- Data for the task -
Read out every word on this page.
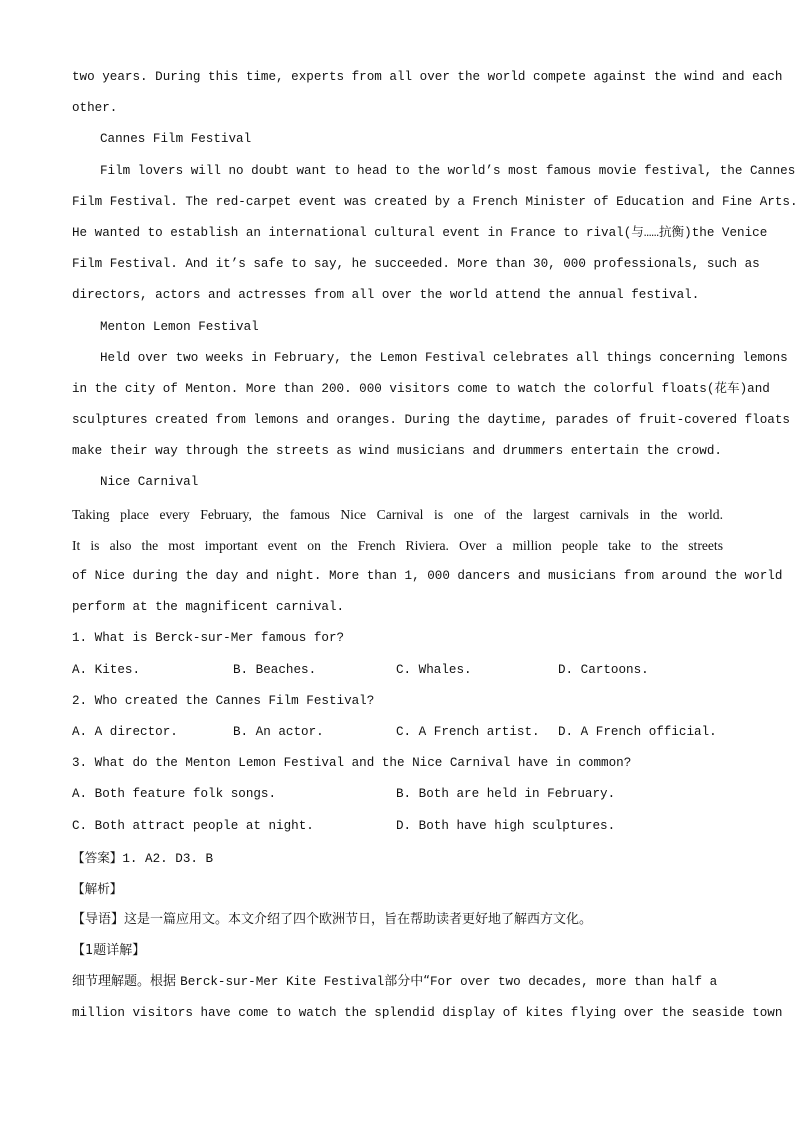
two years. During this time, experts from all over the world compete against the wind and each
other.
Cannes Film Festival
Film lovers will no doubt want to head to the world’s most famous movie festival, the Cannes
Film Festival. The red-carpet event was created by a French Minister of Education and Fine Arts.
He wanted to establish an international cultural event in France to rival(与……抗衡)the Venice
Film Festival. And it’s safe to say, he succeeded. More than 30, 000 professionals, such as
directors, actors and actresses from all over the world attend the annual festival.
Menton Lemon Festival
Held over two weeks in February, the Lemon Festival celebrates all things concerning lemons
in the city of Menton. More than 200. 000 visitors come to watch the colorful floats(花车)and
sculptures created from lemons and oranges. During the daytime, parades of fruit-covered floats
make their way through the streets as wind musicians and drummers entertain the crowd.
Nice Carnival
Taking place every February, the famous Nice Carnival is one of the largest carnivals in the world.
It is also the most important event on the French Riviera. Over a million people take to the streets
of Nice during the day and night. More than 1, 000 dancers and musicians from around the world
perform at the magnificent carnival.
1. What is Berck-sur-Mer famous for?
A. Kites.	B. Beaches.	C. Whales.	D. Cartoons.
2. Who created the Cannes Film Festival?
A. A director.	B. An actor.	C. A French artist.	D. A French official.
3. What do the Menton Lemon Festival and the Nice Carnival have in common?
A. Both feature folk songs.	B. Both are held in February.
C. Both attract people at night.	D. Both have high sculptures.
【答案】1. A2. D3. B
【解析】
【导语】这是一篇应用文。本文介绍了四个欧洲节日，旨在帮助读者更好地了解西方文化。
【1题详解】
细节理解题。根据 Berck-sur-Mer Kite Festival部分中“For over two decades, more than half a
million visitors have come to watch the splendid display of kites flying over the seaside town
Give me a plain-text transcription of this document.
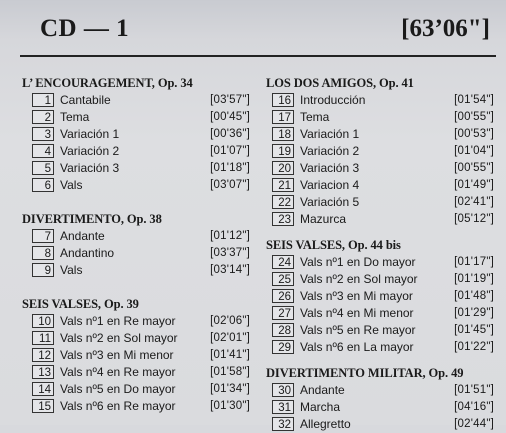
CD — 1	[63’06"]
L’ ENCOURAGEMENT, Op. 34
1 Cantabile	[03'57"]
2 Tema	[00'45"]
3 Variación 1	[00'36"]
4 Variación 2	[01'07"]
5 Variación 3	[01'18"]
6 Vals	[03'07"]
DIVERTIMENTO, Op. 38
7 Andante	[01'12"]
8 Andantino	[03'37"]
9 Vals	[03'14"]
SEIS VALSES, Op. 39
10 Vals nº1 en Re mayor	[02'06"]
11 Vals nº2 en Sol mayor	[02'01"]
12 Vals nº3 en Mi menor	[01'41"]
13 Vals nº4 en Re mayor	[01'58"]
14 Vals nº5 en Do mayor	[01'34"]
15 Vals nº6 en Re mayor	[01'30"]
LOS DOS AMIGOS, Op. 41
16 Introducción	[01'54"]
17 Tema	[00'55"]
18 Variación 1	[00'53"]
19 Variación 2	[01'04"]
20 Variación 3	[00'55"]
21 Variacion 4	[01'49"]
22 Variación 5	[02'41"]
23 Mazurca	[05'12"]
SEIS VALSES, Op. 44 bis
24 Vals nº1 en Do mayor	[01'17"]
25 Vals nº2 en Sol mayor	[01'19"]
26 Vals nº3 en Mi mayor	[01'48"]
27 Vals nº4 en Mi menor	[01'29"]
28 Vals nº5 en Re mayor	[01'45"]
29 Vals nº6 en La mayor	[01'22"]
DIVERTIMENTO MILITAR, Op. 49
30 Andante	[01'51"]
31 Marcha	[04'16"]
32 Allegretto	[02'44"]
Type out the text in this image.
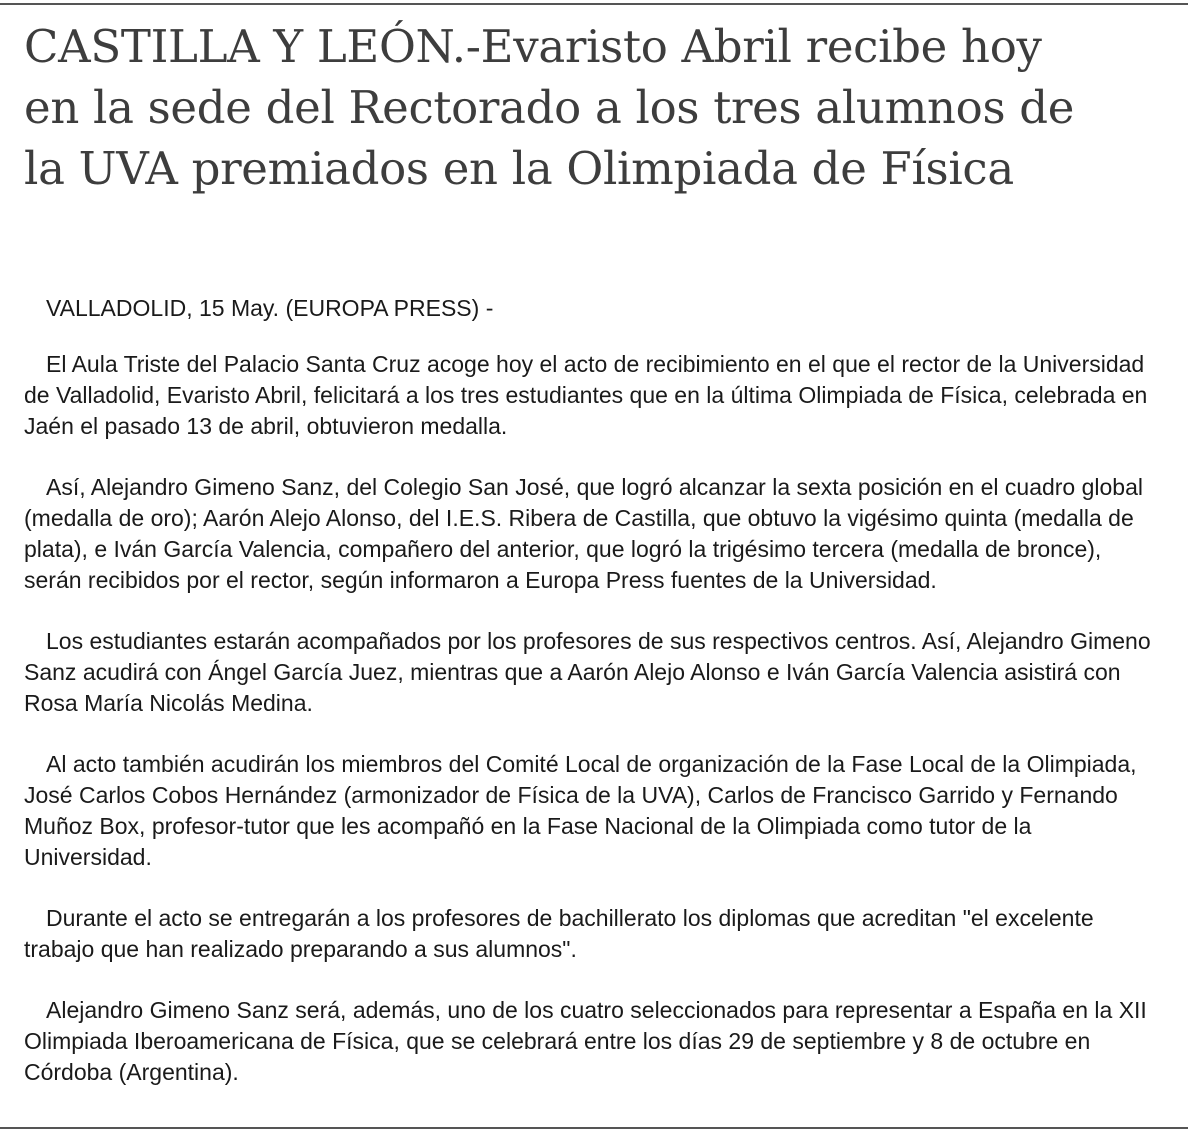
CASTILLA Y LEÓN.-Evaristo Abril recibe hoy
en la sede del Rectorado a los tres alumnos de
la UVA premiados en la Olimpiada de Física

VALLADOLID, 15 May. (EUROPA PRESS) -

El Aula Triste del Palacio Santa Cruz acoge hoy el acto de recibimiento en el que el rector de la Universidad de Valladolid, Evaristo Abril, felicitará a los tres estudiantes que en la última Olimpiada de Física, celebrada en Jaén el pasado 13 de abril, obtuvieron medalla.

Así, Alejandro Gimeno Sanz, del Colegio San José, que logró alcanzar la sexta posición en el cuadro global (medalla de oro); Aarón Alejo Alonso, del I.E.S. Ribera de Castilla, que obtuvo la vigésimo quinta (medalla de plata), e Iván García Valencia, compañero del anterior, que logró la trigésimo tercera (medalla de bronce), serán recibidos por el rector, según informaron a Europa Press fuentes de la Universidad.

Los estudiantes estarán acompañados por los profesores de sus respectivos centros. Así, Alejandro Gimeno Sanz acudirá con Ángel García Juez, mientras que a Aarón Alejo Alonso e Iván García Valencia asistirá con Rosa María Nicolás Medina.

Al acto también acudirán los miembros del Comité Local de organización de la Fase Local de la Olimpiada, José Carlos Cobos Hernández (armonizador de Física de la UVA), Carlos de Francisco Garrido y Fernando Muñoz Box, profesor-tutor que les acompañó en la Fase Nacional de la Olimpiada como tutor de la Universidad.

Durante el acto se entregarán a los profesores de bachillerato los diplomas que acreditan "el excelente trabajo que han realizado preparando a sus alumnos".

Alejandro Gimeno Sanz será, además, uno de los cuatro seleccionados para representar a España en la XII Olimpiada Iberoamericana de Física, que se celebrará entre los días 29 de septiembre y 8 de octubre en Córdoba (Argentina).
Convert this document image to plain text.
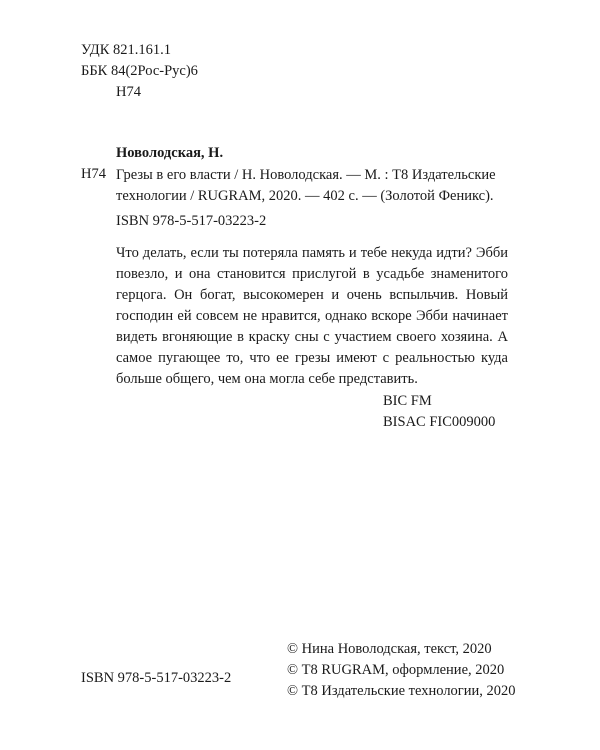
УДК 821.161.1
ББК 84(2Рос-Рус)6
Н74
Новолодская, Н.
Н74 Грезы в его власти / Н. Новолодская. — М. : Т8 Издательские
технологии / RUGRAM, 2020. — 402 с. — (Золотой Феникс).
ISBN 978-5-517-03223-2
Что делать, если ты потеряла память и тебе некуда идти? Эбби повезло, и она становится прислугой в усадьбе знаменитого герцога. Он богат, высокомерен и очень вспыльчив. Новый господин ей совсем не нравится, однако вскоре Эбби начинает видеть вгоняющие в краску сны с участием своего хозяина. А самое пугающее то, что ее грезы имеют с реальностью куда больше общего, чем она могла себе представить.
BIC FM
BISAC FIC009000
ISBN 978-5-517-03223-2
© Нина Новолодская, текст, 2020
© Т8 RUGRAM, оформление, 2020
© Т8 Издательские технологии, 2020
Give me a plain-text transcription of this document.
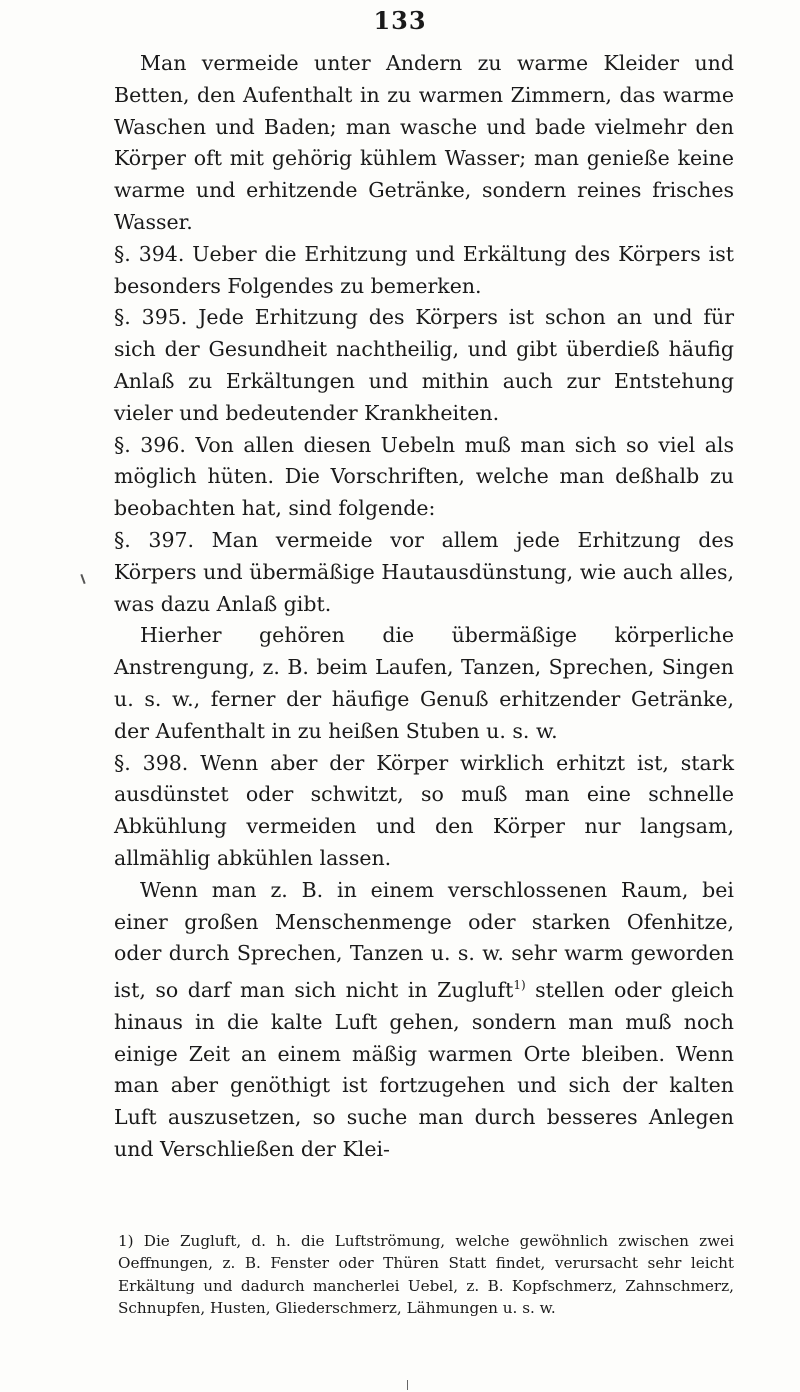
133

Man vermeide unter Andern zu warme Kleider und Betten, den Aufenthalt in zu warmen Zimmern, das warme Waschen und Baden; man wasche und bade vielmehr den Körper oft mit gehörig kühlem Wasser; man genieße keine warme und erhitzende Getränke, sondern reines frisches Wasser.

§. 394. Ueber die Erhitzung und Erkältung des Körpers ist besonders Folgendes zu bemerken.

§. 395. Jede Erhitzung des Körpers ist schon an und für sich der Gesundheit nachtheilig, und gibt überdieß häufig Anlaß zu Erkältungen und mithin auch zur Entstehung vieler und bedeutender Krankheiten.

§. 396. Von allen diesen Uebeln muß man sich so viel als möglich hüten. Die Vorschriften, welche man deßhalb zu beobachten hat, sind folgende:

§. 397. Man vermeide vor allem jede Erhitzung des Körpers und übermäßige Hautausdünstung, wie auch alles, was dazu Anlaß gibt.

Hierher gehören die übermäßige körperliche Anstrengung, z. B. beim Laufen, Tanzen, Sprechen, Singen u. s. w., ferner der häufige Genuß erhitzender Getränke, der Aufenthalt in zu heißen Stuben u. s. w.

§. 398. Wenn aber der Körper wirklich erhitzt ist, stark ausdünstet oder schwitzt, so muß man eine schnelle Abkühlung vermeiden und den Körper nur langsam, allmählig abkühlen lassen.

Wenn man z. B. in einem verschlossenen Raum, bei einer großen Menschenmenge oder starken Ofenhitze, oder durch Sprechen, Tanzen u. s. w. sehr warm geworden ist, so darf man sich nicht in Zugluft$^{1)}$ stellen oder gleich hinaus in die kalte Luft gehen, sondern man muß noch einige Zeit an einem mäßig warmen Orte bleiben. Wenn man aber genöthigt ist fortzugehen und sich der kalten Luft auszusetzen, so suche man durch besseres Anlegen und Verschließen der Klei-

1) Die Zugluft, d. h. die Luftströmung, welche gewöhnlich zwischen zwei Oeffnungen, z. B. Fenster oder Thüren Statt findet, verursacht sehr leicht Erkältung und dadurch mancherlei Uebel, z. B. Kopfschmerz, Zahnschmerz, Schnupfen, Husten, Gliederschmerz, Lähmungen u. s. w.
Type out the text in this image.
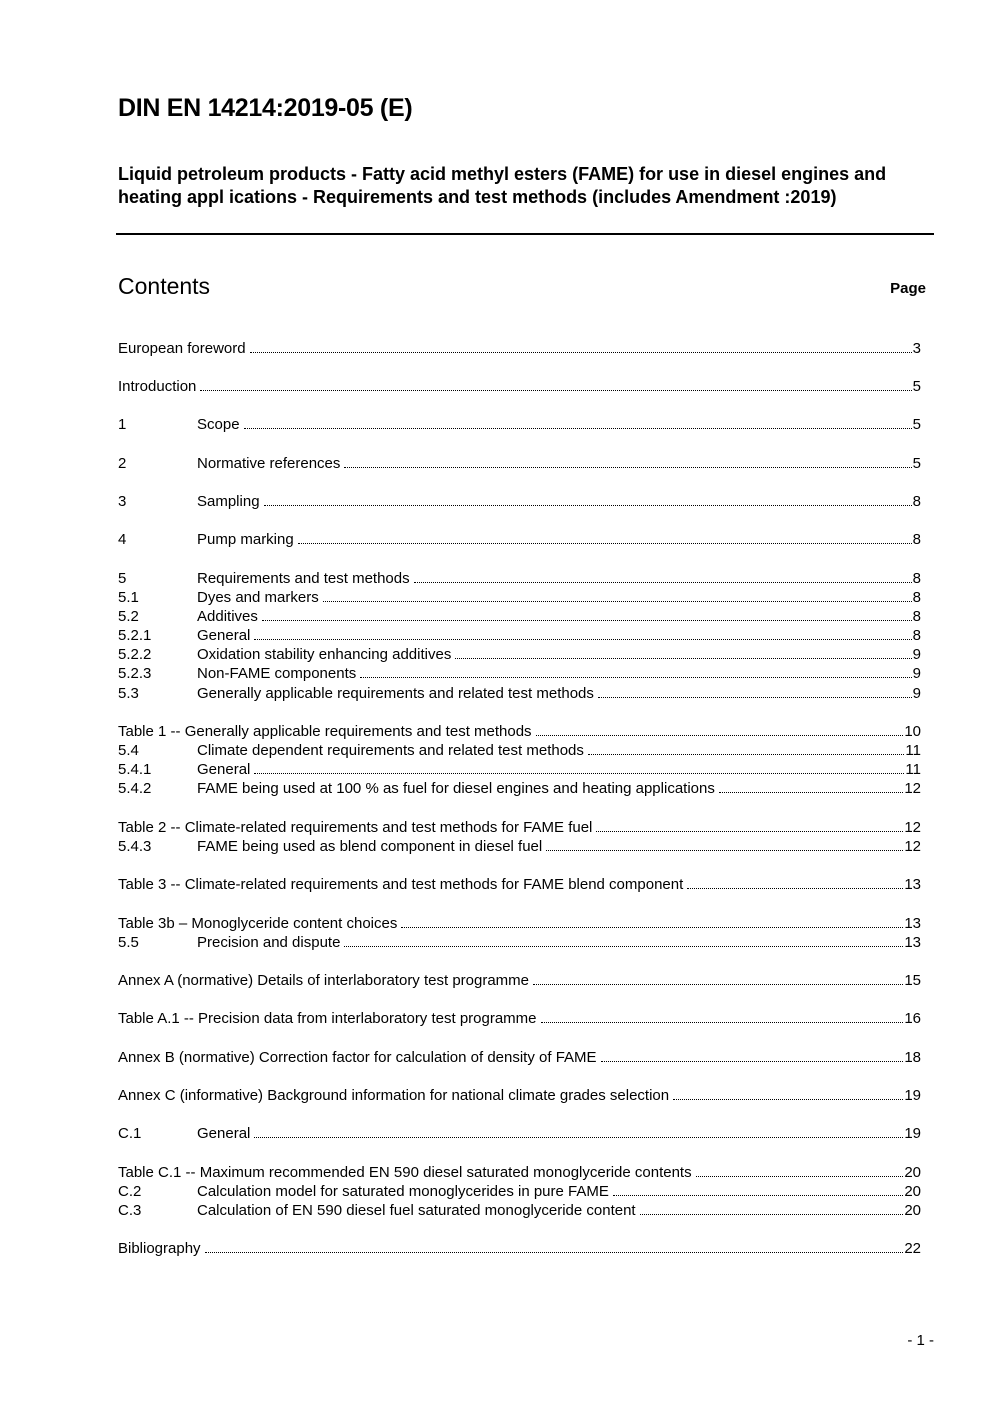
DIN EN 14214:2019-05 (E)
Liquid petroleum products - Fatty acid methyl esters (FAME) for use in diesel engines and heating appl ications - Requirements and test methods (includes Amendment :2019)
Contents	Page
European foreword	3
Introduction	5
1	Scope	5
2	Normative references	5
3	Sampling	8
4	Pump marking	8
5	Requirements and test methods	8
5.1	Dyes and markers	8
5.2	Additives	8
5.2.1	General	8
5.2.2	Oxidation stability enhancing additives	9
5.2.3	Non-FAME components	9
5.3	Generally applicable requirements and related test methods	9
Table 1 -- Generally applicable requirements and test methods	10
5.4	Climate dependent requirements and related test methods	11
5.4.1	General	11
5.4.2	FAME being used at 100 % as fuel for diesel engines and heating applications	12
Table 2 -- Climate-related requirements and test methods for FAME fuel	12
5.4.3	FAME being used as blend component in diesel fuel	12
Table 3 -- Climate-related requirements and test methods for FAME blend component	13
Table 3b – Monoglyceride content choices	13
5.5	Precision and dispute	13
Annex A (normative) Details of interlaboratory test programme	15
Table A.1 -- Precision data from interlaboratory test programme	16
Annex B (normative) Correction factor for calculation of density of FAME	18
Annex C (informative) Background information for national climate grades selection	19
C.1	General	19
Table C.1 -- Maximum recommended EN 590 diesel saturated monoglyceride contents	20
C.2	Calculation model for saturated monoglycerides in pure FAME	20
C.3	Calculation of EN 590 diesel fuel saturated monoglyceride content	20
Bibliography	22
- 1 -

- What is being asked -
Out of the material above, select every line that holds the string "технологии".

- Exercise response -
технологии / RUGRAM, 2020. — 402 с. — (Золотой Феникс).
© Т8 Издательские технологии, 2020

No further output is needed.